▸ Challenge
Each record below must be returned exactly as shown.

▸ Task data
........

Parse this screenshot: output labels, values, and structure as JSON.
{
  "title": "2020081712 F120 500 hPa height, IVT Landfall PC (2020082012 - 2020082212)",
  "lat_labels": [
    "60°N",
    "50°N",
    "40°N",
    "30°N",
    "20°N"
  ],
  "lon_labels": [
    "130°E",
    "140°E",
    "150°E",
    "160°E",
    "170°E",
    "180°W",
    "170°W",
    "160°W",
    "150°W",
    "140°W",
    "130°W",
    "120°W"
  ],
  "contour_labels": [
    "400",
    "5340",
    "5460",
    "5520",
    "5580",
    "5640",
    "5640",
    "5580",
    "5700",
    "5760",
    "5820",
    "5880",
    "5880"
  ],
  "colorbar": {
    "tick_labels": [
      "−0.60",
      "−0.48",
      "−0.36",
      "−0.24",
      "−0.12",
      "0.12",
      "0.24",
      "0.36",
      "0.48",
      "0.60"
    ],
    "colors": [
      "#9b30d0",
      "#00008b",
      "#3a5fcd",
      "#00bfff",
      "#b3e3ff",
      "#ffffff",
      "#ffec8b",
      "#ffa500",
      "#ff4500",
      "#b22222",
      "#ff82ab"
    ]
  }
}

........

▸ Written response
Parse this screenshot: output labels, values, and structure as JSON.
{
  "title": "2020081712 F120 500 hPa height, IVT Landfall PC (2020082012 - 2020082212)",
  "lat_labels": [
    "60°N",
    "50°N",
    "40°N",
    "30°N",
    "20°N"
  ],
  "lon_labels": [
    "130°E",
    "140°E",
    "150°E",
    "160°E",
    "170°E",
    "180°W",
    "170°W",
    "160°W",
    "150°W",
    "140°W",
    "130°W",
    "120°W"
  ],
  "contour_labels": [
    "400",
    "5340",
    "5460",
    "5520",
    "5580",
    "5640",
    "5640",
    "5580",
    "5700",
    "5760",
    "5820",
    "5880",
    "5880"
  ],
  "colorbar": {
    "tick_labels": [
      "−0.60",
      "−0.48",
      "−0.36",
      "−0.24",
      "−0.12",
      "0.12",
      "0.24",
      "0.36",
      "0.48",
      "0.60"
    ],
    "colors": [
      "#9b30d0",
      "#00008b",
      "#3a5fcd",
      "#00bfff",
      "#b3e3ff",
      "#ffffff",
      "#ffec8b",
      "#ffa500",
      "#ff4500",
      "#b22222",
      "#ff82ab"
    ]
  }
}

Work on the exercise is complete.